» **EXERCISE PROMPT**
Within the listing below, locate all lines containing the word "this". Copy each one.

» **STORED RECORDS**

========================================================================

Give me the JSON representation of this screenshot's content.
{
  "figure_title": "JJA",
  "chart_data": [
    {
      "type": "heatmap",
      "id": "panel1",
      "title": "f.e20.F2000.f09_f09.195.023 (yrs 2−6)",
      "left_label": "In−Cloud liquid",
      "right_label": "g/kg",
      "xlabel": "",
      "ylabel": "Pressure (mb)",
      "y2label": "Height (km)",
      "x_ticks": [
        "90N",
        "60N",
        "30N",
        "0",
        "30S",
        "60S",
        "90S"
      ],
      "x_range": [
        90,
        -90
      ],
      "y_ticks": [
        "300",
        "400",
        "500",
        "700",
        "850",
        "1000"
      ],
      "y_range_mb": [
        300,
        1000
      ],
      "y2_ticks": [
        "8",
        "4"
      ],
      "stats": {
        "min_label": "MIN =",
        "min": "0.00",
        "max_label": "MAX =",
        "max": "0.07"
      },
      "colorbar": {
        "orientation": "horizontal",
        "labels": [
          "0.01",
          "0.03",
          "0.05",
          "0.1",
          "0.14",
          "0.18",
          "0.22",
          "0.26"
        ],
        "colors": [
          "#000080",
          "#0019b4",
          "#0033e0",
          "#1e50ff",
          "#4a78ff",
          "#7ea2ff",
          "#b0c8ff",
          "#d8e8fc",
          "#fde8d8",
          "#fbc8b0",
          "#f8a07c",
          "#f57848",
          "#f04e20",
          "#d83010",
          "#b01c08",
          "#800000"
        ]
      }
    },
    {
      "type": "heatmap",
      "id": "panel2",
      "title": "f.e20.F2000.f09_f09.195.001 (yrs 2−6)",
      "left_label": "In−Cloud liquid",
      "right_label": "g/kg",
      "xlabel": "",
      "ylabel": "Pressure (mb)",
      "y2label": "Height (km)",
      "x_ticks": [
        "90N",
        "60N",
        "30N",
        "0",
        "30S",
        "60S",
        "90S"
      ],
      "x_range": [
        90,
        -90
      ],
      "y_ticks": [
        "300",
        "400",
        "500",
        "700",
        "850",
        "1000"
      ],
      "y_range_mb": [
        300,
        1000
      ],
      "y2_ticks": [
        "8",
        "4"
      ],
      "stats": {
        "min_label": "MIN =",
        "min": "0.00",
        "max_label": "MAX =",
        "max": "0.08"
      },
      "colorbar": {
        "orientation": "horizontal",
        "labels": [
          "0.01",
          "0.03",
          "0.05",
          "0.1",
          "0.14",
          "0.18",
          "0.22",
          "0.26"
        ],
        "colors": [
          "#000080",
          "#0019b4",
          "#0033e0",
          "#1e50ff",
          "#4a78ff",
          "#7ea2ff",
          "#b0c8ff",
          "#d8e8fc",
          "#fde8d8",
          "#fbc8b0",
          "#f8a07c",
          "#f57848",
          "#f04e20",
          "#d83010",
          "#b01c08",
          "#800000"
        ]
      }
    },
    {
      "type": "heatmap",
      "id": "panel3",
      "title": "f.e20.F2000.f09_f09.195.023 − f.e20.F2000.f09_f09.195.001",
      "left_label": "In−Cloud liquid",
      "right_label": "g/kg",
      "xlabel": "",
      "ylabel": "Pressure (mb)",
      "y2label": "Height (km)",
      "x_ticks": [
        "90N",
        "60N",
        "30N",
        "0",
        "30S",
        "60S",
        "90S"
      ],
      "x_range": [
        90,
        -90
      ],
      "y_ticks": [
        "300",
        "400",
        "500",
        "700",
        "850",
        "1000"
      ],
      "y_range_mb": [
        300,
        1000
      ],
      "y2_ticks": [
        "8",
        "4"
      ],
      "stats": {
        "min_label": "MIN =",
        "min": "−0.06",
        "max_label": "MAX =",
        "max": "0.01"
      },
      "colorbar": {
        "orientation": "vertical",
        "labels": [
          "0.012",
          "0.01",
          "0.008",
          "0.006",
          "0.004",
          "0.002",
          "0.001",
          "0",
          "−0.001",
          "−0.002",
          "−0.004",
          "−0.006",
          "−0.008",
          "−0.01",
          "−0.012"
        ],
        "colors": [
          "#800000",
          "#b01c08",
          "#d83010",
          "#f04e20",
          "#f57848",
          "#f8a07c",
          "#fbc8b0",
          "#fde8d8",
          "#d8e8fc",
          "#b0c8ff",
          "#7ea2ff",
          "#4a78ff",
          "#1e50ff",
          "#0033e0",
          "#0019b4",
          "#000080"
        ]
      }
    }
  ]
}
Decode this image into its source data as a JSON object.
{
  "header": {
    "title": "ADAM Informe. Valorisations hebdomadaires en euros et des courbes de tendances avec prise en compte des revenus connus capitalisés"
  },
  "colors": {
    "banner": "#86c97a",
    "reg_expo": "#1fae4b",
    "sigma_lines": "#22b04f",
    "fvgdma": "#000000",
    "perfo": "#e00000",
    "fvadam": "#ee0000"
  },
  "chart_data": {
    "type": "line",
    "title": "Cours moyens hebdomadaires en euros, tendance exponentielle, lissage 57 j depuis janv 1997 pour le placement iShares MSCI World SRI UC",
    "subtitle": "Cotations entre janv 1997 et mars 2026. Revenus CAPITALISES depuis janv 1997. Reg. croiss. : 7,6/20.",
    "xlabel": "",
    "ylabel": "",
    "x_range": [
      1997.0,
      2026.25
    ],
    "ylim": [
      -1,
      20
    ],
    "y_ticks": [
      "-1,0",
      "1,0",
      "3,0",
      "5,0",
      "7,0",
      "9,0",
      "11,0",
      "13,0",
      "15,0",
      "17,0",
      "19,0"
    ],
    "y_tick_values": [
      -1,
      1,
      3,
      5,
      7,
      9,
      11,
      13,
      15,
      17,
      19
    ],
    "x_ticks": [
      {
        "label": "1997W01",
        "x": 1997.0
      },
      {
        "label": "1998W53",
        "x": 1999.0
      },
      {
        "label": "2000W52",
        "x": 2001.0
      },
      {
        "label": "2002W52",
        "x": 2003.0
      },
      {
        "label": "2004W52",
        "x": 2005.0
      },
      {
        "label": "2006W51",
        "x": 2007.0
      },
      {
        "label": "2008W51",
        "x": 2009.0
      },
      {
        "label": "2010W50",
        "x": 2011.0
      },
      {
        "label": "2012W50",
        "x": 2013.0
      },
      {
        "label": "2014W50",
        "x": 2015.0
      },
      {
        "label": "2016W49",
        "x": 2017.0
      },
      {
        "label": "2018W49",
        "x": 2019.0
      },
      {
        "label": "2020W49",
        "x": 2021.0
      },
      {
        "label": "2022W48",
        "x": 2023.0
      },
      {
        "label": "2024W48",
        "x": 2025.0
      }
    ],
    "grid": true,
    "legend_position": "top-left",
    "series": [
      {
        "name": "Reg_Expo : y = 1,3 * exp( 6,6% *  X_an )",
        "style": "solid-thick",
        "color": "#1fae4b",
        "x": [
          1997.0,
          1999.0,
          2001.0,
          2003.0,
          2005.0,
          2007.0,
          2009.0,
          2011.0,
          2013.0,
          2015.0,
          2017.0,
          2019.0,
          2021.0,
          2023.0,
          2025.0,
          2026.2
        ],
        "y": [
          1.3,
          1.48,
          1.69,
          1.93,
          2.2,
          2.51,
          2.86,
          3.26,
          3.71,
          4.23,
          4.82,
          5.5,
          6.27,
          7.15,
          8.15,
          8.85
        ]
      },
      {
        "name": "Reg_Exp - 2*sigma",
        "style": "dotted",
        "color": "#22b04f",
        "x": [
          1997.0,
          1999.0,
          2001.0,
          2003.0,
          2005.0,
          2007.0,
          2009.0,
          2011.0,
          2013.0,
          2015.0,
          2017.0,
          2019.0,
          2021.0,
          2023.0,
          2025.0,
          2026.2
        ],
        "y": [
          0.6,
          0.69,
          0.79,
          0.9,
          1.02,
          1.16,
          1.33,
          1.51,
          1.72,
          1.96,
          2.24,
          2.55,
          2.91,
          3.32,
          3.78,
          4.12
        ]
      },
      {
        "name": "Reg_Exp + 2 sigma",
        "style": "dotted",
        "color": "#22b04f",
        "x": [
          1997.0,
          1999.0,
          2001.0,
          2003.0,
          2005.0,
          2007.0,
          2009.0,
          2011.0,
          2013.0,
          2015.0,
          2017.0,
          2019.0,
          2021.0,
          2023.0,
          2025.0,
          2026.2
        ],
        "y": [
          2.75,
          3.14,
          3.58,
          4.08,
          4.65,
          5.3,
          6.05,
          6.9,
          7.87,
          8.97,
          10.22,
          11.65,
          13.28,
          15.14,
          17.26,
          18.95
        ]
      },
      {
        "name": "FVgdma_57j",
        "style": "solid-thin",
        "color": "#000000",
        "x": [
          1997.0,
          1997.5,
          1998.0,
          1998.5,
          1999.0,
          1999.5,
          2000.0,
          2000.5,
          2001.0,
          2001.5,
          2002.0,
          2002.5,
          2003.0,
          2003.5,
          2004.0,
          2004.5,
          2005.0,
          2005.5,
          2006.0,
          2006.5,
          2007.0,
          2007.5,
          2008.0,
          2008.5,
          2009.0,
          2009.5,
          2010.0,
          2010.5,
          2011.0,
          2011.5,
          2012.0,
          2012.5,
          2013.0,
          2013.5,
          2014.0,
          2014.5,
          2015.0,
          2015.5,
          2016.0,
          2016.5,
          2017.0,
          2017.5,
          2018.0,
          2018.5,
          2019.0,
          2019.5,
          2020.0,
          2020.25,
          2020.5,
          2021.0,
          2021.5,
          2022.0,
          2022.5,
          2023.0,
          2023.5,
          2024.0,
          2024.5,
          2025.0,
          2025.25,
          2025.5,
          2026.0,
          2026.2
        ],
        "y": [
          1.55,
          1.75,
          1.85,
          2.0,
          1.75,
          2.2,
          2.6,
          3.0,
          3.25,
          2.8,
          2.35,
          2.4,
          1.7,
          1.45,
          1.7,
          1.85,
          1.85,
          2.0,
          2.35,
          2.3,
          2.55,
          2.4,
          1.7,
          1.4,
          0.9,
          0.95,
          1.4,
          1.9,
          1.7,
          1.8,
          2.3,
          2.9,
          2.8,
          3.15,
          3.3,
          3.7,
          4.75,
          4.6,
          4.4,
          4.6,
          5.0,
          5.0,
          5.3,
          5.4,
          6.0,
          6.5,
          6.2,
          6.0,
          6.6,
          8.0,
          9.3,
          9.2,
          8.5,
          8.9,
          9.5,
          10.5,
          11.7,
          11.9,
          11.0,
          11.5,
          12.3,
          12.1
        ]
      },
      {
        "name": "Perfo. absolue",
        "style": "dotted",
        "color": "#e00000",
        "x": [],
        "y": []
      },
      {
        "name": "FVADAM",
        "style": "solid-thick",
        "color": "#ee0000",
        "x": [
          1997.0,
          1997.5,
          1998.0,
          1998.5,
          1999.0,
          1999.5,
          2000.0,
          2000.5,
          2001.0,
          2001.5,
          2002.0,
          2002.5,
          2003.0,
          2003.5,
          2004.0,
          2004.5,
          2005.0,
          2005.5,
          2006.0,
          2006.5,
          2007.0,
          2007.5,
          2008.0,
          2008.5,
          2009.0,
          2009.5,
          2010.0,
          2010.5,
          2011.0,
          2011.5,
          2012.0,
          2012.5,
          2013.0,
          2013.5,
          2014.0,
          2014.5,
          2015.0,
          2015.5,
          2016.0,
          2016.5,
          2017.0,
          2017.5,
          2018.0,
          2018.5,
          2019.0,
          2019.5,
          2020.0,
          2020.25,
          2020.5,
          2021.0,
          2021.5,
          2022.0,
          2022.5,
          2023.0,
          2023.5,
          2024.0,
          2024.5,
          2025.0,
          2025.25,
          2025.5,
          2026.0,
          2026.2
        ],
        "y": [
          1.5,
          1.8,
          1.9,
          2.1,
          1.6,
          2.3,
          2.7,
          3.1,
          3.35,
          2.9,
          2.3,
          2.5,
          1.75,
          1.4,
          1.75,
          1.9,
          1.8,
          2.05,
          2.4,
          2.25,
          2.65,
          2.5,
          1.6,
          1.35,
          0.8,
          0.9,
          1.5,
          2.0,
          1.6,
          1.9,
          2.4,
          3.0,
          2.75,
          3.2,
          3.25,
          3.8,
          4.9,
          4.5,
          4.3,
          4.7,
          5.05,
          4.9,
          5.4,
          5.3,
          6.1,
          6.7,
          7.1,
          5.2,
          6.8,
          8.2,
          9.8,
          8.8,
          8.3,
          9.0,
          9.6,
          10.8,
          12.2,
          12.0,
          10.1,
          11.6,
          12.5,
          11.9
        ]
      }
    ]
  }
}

========================================================================

» **RESULT**
Give me the JSON representation of this screenshot's content.
Decode this image into its source data as a JSON object.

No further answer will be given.